===== Items

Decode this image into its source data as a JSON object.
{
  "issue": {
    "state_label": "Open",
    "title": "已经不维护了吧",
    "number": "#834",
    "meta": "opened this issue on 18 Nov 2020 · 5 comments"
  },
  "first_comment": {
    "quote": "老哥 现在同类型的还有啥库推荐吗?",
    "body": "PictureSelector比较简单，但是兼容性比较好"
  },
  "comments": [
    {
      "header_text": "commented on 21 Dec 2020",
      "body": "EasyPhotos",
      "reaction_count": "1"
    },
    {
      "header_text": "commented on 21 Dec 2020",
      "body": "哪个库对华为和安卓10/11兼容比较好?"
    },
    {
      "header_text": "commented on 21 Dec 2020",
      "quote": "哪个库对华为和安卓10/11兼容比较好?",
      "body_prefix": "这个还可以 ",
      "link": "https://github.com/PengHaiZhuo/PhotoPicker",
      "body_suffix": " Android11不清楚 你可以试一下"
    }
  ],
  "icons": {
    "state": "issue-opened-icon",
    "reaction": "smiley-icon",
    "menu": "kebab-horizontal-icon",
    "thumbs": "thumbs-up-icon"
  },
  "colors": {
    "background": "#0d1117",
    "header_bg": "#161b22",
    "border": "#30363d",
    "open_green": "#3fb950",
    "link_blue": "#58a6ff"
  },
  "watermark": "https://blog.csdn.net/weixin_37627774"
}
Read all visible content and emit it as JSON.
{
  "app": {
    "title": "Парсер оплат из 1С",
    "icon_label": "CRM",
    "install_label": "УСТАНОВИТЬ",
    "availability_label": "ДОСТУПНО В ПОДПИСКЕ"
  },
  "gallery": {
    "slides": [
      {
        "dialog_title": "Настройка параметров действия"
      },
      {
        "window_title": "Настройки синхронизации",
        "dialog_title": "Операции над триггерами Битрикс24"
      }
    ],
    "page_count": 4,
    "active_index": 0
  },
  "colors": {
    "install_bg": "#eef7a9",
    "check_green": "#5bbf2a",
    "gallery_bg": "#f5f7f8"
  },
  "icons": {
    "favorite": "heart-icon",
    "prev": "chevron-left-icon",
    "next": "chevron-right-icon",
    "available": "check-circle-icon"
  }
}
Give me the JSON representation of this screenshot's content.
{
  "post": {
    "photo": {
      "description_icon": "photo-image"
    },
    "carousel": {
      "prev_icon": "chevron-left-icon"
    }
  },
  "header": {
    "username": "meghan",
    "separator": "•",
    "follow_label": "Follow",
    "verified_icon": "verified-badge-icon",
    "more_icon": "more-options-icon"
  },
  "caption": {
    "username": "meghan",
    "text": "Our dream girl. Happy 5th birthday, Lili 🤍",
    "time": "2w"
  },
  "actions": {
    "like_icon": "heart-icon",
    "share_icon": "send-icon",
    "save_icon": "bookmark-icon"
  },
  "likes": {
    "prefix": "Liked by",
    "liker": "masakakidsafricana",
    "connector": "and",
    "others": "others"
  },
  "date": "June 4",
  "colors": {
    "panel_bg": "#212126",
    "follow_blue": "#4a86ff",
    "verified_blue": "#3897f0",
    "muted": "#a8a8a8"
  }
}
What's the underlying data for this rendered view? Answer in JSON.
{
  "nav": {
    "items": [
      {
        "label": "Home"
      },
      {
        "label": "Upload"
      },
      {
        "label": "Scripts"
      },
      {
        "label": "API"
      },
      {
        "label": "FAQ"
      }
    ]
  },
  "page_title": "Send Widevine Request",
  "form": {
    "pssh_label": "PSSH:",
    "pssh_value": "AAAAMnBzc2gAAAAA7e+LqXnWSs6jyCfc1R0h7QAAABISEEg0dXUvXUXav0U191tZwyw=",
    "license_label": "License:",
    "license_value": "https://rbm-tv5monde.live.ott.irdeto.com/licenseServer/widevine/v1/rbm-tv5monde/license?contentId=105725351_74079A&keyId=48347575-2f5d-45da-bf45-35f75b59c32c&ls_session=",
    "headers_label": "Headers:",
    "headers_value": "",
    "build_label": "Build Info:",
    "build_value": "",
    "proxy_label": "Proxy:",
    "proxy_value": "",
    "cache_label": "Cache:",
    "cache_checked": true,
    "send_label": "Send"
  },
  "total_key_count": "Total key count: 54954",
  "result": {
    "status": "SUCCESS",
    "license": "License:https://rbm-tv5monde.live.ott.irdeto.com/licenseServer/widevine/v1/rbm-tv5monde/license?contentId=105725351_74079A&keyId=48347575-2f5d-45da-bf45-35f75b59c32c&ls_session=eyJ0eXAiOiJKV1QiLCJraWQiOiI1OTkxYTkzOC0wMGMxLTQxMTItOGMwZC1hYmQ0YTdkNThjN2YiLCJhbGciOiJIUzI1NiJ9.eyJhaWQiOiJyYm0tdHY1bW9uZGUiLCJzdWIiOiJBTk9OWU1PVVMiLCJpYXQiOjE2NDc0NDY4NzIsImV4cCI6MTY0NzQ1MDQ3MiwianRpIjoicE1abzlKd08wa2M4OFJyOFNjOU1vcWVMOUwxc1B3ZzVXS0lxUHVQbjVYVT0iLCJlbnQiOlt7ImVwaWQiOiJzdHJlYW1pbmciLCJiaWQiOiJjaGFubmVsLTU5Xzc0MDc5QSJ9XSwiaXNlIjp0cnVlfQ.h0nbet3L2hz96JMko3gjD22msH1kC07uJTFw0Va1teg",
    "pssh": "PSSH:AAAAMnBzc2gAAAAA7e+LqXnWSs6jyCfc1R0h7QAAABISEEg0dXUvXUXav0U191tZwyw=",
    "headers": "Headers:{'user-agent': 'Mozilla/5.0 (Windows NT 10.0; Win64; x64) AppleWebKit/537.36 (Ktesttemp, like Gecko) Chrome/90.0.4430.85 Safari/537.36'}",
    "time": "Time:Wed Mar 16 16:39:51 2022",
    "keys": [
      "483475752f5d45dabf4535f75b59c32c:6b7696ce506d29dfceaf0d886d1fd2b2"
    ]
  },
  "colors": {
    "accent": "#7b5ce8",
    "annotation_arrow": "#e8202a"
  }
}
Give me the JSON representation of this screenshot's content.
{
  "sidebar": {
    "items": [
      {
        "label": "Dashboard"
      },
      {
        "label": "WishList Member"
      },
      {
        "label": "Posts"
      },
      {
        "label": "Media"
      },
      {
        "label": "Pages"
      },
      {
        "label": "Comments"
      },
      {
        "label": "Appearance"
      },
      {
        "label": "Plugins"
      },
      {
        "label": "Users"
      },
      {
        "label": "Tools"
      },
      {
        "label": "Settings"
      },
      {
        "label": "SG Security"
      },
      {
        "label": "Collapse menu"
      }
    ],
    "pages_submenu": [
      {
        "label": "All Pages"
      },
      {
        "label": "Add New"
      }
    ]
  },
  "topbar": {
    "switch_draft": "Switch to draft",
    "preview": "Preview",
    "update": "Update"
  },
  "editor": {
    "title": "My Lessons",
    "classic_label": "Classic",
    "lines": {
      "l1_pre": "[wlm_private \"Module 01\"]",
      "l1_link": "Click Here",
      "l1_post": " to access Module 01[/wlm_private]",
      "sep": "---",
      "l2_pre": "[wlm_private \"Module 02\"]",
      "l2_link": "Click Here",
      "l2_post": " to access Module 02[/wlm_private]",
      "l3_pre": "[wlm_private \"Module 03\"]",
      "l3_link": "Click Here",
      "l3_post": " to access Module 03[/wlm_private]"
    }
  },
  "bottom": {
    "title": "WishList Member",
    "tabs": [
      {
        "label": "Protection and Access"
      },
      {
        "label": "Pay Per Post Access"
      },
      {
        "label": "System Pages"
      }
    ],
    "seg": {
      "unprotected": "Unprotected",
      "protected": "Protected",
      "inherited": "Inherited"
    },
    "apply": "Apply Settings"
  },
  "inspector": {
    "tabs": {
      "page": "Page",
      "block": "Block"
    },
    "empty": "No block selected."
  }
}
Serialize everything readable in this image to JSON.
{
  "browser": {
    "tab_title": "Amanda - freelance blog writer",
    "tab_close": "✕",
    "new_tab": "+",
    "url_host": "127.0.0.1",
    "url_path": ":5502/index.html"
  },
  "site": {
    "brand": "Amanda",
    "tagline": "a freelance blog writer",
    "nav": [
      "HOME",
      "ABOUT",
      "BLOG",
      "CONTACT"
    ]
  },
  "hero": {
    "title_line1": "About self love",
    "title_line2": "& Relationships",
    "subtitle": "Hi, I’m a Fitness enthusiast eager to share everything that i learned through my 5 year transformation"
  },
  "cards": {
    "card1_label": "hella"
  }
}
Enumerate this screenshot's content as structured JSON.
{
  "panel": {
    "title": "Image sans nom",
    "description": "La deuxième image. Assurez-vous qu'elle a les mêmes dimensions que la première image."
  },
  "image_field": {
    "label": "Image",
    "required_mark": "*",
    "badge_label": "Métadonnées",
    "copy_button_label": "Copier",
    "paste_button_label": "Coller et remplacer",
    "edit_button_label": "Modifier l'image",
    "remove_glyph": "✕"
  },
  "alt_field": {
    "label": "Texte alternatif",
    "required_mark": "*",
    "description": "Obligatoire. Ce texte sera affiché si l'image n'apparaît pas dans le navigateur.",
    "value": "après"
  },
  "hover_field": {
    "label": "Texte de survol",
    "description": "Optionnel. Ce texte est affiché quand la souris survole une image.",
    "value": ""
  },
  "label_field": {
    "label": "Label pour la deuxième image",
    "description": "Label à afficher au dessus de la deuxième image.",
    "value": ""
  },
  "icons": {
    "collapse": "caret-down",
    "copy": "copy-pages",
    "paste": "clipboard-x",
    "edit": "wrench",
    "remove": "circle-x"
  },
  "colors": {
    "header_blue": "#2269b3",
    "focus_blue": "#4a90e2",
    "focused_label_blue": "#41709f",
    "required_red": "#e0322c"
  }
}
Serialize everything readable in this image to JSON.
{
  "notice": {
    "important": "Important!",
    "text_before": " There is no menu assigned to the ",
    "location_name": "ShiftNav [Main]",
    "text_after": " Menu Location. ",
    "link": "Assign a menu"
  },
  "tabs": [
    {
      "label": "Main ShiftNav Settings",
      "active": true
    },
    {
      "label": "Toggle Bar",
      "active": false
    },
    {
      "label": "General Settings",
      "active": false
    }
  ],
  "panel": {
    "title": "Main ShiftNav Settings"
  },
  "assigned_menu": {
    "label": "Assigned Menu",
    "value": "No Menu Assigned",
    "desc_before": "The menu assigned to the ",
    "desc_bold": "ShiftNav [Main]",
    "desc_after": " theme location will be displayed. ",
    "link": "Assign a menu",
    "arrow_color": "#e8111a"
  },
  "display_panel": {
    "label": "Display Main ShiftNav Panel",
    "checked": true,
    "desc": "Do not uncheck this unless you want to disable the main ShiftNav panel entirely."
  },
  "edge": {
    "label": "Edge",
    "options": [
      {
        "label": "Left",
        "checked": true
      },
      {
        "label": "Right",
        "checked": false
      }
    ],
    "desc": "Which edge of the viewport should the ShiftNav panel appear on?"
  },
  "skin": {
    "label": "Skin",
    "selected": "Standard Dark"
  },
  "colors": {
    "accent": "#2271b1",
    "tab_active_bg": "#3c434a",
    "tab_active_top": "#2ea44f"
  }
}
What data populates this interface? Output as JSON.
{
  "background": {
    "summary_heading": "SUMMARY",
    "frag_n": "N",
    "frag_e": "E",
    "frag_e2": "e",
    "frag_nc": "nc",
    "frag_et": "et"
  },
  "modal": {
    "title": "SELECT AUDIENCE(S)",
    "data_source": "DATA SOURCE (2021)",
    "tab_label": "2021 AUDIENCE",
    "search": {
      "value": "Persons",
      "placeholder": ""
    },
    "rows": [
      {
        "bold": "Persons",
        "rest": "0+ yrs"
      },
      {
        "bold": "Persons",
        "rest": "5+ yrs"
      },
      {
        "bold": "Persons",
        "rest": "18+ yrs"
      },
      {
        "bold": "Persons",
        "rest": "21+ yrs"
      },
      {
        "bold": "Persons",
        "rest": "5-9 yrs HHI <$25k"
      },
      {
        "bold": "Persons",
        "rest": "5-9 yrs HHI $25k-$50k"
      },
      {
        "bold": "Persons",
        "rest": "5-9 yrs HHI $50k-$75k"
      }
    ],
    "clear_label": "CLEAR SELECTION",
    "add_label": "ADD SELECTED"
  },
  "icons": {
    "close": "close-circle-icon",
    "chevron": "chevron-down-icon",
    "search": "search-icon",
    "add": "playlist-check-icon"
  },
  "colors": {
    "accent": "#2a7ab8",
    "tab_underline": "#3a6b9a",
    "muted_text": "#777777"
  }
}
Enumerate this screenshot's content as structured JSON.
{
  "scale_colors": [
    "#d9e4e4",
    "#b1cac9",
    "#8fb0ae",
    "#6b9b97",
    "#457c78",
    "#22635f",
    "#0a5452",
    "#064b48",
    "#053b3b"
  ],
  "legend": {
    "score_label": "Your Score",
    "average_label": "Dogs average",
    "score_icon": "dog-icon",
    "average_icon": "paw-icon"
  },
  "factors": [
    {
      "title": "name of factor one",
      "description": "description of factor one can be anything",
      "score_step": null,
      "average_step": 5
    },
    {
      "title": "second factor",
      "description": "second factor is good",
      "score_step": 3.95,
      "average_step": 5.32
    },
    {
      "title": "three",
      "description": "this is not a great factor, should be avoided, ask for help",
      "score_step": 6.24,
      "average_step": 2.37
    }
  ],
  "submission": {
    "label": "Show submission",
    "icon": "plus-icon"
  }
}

==========

What you are asked to do —
Collect the complete line wherever the string "Amanda" appears in the records.

The reply —
    "tab_title": "Amanda - freelance blog writer",
    "brand": "Amanda",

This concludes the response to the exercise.